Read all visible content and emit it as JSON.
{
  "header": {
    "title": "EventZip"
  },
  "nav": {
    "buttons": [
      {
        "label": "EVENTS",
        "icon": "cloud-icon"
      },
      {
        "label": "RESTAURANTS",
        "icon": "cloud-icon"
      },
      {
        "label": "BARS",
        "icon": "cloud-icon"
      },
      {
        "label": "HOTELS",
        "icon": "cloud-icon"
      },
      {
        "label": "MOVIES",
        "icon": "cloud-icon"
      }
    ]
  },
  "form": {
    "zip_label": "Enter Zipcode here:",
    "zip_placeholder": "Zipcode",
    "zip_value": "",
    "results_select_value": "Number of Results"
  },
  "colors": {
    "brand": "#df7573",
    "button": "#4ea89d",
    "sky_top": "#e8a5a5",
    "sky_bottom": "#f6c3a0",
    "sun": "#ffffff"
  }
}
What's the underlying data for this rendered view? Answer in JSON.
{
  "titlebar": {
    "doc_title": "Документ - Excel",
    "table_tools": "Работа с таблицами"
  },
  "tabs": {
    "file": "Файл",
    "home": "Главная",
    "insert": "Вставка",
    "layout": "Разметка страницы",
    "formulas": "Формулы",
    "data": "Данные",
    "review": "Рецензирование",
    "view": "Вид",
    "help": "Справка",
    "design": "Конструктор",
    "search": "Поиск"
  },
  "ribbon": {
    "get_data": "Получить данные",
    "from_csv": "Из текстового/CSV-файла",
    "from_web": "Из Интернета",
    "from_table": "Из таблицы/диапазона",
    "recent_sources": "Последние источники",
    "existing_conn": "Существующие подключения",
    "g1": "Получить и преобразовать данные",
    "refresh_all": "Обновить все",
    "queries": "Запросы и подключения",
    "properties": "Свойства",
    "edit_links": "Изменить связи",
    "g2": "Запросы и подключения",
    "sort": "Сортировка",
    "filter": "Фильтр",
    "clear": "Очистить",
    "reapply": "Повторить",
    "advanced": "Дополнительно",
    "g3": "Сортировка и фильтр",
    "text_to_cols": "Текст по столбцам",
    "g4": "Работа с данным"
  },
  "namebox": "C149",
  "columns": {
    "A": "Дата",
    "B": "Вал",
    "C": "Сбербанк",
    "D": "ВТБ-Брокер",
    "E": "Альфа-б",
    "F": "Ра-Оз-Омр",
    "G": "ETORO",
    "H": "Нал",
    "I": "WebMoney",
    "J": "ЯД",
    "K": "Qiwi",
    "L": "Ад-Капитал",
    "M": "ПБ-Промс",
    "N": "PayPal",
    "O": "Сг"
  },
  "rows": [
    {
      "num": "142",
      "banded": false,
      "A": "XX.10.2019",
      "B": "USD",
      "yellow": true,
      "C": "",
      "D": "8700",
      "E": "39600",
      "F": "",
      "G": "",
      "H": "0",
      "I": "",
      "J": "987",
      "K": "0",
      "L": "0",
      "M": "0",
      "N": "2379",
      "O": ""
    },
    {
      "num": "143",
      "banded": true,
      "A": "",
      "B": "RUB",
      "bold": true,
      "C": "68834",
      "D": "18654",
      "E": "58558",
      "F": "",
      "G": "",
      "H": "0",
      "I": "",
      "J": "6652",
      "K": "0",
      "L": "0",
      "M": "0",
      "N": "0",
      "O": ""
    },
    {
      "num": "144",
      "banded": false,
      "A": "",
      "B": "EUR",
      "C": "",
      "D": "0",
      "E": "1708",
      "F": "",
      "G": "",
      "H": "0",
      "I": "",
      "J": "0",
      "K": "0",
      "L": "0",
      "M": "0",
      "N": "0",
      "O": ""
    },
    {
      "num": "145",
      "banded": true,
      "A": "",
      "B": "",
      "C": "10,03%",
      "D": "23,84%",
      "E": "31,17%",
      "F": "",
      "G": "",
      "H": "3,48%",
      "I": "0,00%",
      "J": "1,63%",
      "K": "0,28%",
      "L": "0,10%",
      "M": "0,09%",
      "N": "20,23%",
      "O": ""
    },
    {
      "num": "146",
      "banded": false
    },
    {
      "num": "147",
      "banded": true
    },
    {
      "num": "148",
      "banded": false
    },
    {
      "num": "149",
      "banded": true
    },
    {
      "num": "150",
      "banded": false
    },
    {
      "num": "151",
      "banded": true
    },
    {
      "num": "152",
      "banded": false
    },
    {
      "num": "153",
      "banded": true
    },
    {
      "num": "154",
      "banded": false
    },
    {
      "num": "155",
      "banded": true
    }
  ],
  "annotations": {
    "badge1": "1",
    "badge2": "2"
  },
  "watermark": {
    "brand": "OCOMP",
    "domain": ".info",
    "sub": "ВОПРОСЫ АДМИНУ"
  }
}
● ● ● ● ● ● ●
Short exercise: Transcribe the entire listing above precisely.

Finished exercise:
Read all visible content and emit it as JSON.
{
  "header": {
    "title": "EventZip"
  },
  "nav": {
    "buttons": [
      {
        "label": "EVENTS",
        "icon": "cloud-icon"
      },
      {
        "label": "RESTAURANTS",
        "icon": "cloud-icon"
      },
      {
        "label": "BARS",
        "icon": "cloud-icon"
      },
      {
        "label": "HOTELS",
        "icon": "cloud-icon"
      },
      {
        "label": "MOVIES",
        "icon": "cloud-icon"
      }
    ]
  },
  "form": {
    "zip_label": "Enter Zipcode here:",
    "zip_placeholder": "Zipcode",
    "zip_value": "",
    "results_select_value": "Number of Results"
  },
  "colors": {
    "brand": "#df7573",
    "button": "#4ea89d",
    "sky_top": "#e8a5a5",
    "sky_bottom": "#f6c3a0",
    "sun": "#ffffff"
  }
}
What's the underlying data for this rendered view? Answer in JSON.
{
  "titlebar": {
    "doc_title": "Документ - Excel",
    "table_tools": "Работа с таблицами"
  },
  "tabs": {
    "file": "Файл",
    "home": "Главная",
    "insert": "Вставка",
    "layout": "Разметка страницы",
    "formulas": "Формулы",
    "data": "Данные",
    "review": "Рецензирование",
    "view": "Вид",
    "help": "Справка",
    "design": "Конструктор",
    "search": "Поиск"
  },
  "ribbon": {
    "get_data": "Получить данные",
    "from_csv": "Из текстового/CSV-файла",
    "from_web": "Из Интернета",
    "from_table": "Из таблицы/диапазона",
    "recent_sources": "Последние источники",
    "existing_conn": "Существующие подключения",
    "g1": "Получить и преобразовать данные",
    "refresh_all": "Обновить все",
    "queries": "Запросы и подключения",
    "properties": "Свойства",
    "edit_links": "Изменить связи",
    "g2": "Запросы и подключения",
    "sort": "Сортировка",
    "filter": "Фильтр",
    "clear": "Очистить",
    "reapply": "Повторить",
    "advanced": "Дополнительно",
    "g3": "Сортировка и фильтр",
    "text_to_cols": "Текст по столбцам",
    "g4": "Работа с данным"
  },
  "namebox": "C149",
  "columns": {
    "A": "Дата",
    "B": "Вал",
    "C": "Сбербанк",
    "D": "ВТБ-Брокер",
    "E": "Альфа-б",
    "F": "Ра-Оз-Омр",
    "G": "ETORO",
    "H": "Нал",
    "I": "WebMoney",
    "J": "ЯД",
    "K": "Qiwi",
    "L": "Ад-Капитал",
    "M": "ПБ-Промс",
    "N": "PayPal",
    "O": "Сг"
  },
  "rows": [
    {
      "num": "142",
      "banded": false,
      "A": "XX.10.2019",
      "B": "USD",
      "yellow": true,
      "C": "",
      "D": "8700",
      "E": "39600",
      "F": "",
      "G": "",
      "H": "0",
      "I": "",
      "J": "987",
      "K": "0",
      "L": "0",
      "M": "0",
      "N": "2379",
      "O": ""
    },
    {
      "num": "143",
      "banded": true,
      "A": "",
      "B": "RUB",
      "bold": true,
      "C": "68834",
      "D": "18654",
      "E": "58558",
      "F": "",
      "G": "",
      "H": "0",
      "I": "",
      "J": "6652",
      "K": "0",
      "L": "0",
      "M": "0",
      "N": "0",
      "O": ""
    },
    {
      "num": "144",
      "banded": false,
      "A": "",
      "B": "EUR",
      "C": "",
      "D": "0",
      "E": "1708",
      "F": "",
      "G": "",
      "H": "0",
      "I": "",
      "J": "0",
      "K": "0",
      "L": "0",
      "M": "0",
      "N": "0",
      "O": ""
    },
    {
      "num": "145",
      "banded": true,
      "A": "",
      "B": "",
      "C": "10,03%",
      "D": "23,84%",
      "E": "31,17%",
      "F": "",
      "G": "",
      "H": "3,48%",
      "I": "0,00%",
      "J": "1,63%",
      "K": "0,28%",
      "L": "0,10%",
      "M": "0,09%",
      "N": "20,23%",
      "O": ""
    },
    {
      "num": "146",
      "banded": false
    },
    {
      "num": "147",
      "banded": true
    },
    {
      "num": "148",
      "banded": false
    },
    {
      "num": "149",
      "banded": true
    },
    {
      "num": "150",
      "banded": false
    },
    {
      "num": "151",
      "banded": true
    },
    {
      "num": "152",
      "banded": false
    },
    {
      "num": "153",
      "banded": true
    },
    {
      "num": "154",
      "banded": false
    },
    {
      "num": "155",
      "banded": true
    }
  ],
  "annotations": {
    "badge1": "1",
    "badge2": "2"
  },
  "watermark": {
    "brand": "OCOMP",
    "domain": ".info",
    "sub": "ВОПРОСЫ АДМИНУ"
  }
}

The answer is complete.